··· RECORDS FOR PROCESSING

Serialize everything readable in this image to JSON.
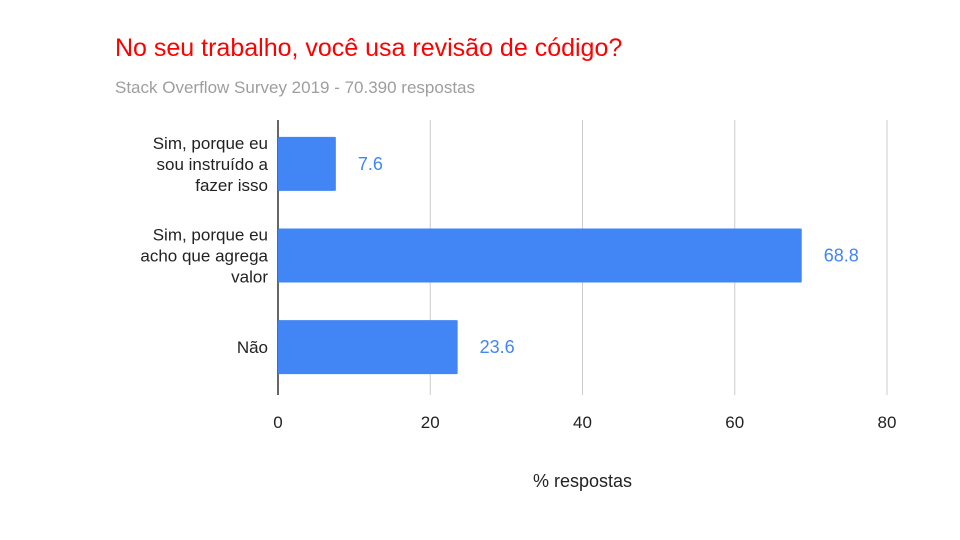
{
  "colors": {
    "title": "#ff0000",
    "subtitle": "#9e9e9e",
    "bar": "#4285f4",
    "data_label": "#4285f4",
    "axis_text": "#222222",
    "grid": "#cccccc",
    "axis_line": "#333333"
  },
  "chart_data": {
    "type": "bar",
    "orientation": "horizontal",
    "title": "No seu trabalho, você usa revisão de código?",
    "subtitle": "Stack Overflow Survey 2019 - 70.390 respostas",
    "categories": [
      [
        "Sim, porque eu",
        "sou instruído a",
        "fazer isso"
      ],
      [
        "Sim, porque eu",
        "acho que agrega",
        "valor"
      ],
      [
        "Não"
      ]
    ],
    "values": [
      7.6,
      68.8,
      23.6
    ],
    "value_labels": [
      "7.6",
      "68.8",
      "23.6"
    ],
    "xlabel": "% respostas",
    "ylabel": "",
    "xlim": [
      0,
      80
    ],
    "xticks": [
      0,
      20,
      40,
      60,
      80
    ],
    "grid": true,
    "legend": "none"
  }
}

······

# EXERCISE BRIEF:
Wherever "subtitle" shows up in a line, copy that line.

# TASK OUTPUT:
    "subtitle": "#9e9e9e",
    "subtitle": "Stack Overflow Survey 2019 - 70.390 respostas",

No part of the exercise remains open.